Exercise details — Copy out every line that contains the word "одеяльце".

[Some records]
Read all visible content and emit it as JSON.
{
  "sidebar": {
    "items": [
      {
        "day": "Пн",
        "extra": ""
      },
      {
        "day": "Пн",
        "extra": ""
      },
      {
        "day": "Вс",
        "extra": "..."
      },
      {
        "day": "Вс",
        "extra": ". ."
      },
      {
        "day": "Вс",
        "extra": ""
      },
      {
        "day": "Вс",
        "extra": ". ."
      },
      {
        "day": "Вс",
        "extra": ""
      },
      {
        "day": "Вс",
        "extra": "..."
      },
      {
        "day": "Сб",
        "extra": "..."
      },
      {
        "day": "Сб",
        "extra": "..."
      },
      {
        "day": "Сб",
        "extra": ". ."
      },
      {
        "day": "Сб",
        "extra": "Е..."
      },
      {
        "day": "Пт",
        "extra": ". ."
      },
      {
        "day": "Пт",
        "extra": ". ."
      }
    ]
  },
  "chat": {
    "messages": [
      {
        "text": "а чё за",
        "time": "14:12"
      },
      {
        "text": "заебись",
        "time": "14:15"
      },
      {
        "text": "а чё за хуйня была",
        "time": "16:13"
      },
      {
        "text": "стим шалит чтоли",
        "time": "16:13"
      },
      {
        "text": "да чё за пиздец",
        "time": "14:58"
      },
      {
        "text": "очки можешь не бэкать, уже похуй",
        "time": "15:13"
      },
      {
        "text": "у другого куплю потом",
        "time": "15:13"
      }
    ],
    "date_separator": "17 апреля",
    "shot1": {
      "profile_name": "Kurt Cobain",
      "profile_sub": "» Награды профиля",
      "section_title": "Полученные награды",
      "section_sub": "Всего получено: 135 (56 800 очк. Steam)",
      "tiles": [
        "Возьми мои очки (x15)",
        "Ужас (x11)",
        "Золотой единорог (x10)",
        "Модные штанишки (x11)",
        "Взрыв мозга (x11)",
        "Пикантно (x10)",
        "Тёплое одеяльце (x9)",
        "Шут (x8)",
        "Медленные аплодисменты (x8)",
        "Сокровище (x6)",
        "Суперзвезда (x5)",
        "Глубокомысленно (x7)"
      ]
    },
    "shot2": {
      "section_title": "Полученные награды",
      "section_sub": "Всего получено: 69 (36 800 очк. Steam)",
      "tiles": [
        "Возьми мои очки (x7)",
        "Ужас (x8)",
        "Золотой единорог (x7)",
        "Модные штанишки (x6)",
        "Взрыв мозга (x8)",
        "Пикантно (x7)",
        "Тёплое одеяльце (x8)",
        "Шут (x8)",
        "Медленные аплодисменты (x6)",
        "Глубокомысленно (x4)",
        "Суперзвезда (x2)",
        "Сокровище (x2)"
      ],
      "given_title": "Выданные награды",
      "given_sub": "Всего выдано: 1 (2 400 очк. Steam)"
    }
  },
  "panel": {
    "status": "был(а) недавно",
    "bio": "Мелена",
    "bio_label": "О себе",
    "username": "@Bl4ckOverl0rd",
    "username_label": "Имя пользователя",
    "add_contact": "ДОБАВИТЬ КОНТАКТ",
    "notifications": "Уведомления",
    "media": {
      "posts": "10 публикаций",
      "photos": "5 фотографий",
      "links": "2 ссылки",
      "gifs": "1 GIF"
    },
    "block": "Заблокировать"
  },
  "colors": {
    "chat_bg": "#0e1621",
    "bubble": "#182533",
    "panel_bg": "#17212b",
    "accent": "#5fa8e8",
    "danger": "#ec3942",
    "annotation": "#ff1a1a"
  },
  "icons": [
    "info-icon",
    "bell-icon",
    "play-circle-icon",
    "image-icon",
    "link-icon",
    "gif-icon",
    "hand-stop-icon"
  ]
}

Response below —
        "Тёплое одеяльце (x9)",
        "Тёплое одеяльце (x8)",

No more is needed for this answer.